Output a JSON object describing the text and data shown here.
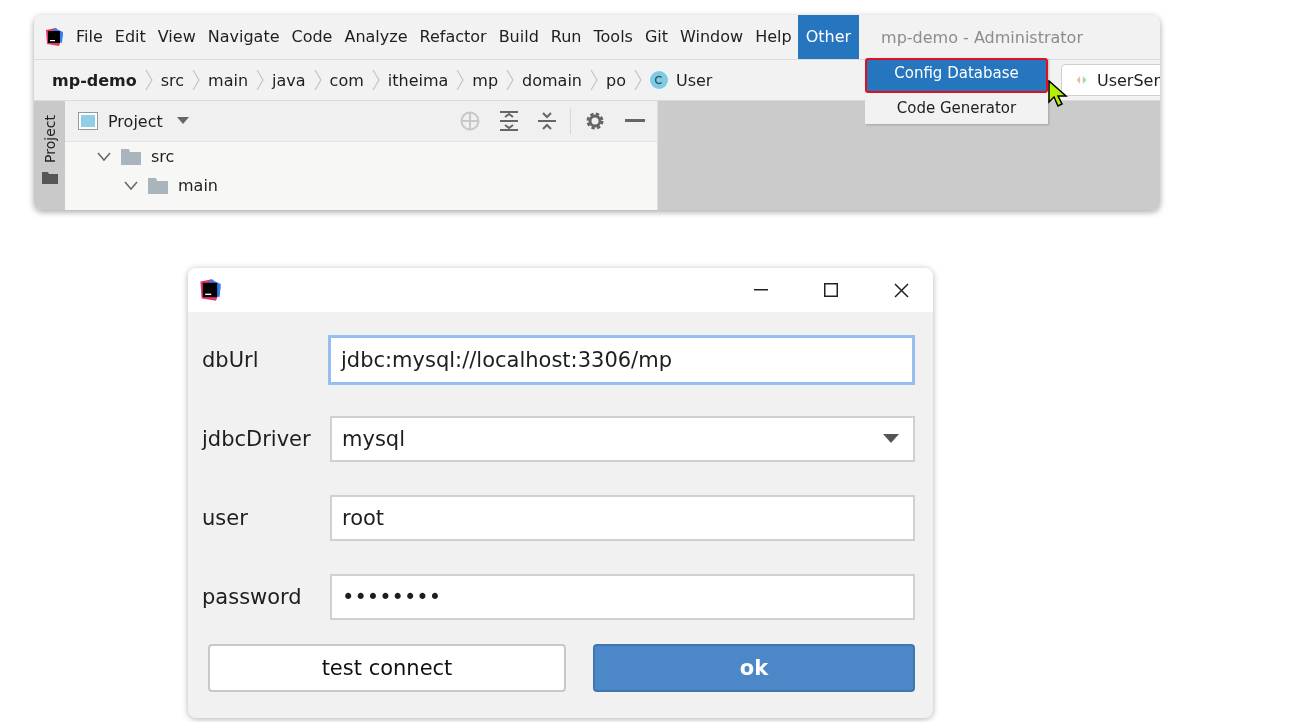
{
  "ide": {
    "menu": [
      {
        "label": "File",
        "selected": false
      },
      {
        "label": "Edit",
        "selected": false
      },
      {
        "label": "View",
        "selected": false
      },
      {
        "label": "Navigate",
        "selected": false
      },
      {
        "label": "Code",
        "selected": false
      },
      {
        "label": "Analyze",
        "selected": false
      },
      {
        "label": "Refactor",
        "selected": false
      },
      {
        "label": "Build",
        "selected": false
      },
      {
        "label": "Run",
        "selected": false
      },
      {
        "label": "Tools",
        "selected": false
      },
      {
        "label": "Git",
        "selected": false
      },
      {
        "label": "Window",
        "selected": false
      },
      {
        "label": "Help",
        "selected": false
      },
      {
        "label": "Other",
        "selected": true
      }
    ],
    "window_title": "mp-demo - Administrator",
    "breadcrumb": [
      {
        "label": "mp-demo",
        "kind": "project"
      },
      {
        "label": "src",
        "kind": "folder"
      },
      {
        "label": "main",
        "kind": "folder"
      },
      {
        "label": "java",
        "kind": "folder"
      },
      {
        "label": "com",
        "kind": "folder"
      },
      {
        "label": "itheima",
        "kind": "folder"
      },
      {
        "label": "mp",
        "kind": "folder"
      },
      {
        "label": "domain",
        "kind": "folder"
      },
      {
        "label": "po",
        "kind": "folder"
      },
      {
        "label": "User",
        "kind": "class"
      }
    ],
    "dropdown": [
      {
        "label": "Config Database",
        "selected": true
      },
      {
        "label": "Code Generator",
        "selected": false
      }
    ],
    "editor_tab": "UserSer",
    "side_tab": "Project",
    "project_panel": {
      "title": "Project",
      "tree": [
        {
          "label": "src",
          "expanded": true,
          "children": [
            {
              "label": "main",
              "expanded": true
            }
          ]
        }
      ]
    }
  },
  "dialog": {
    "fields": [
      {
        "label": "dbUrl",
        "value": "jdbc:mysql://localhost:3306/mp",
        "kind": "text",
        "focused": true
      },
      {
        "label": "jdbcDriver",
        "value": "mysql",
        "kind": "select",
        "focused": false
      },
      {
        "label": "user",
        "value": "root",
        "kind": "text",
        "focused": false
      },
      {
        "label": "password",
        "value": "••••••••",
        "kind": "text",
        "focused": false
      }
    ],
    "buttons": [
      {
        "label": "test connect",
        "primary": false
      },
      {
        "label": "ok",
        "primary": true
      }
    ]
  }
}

▬▬▬▬▬▬

SET PROBLEM ::
Write the entries above out in full, exactly, with no images.

WRITTEN RESPONSE ::
Output a JSON object describing the text and data shown here.
{
  "ide": {
    "menu": [
      {
        "label": "File",
        "selected": false
      },
      {
        "label": "Edit",
        "selected": false
      },
      {
        "label": "View",
        "selected": false
      },
      {
        "label": "Navigate",
        "selected": false
      },
      {
        "label": "Code",
        "selected": false
      },
      {
        "label": "Analyze",
        "selected": false
      },
      {
        "label": "Refactor",
        "selected": false
      },
      {
        "label": "Build",
        "selected": false
      },
      {
        "label": "Run",
        "selected": false
      },
      {
        "label": "Tools",
        "selected": false
      },
      {
        "label": "Git",
        "selected": false
      },
      {
        "label": "Window",
        "selected": false
      },
      {
        "label": "Help",
        "selected": false
      },
      {
        "label": "Other",
        "selected": true
      }
    ],
    "window_title": "mp-demo - Administrator",
    "breadcrumb": [
      {
        "label": "mp-demo",
        "kind": "project"
      },
      {
        "label": "src",
        "kind": "folder"
      },
      {
        "label": "main",
        "kind": "folder"
      },
      {
        "label": "java",
        "kind": "folder"
      },
      {
        "label": "com",
        "kind": "folder"
      },
      {
        "label": "itheima",
        "kind": "folder"
      },
      {
        "label": "mp",
        "kind": "folder"
      },
      {
        "label": "domain",
        "kind": "folder"
      },
      {
        "label": "po",
        "kind": "folder"
      },
      {
        "label": "User",
        "kind": "class"
      }
    ],
    "dropdown": [
      {
        "label": "Config Database",
        "selected": true
      },
      {
        "label": "Code Generator",
        "selected": false
      }
    ],
    "editor_tab": "UserSer",
    "side_tab": "Project",
    "project_panel": {
      "title": "Project",
      "tree": [
        {
          "label": "src",
          "expanded": true,
          "children": [
            {
              "label": "main",
              "expanded": true
            }
          ]
        }
      ]
    }
  },
  "dialog": {
    "fields": [
      {
        "label": "dbUrl",
        "value": "jdbc:mysql://localhost:3306/mp",
        "kind": "text",
        "focused": true
      },
      {
        "label": "jdbcDriver",
        "value": "mysql",
        "kind": "select",
        "focused": false
      },
      {
        "label": "user",
        "value": "root",
        "kind": "text",
        "focused": false
      },
      {
        "label": "password",
        "value": "••••••••",
        "kind": "text",
        "focused": false
      }
    ],
    "buttons": [
      {
        "label": "test connect",
        "primary": false
      },
      {
        "label": "ok",
        "primary": true
      }
    ]
  }
}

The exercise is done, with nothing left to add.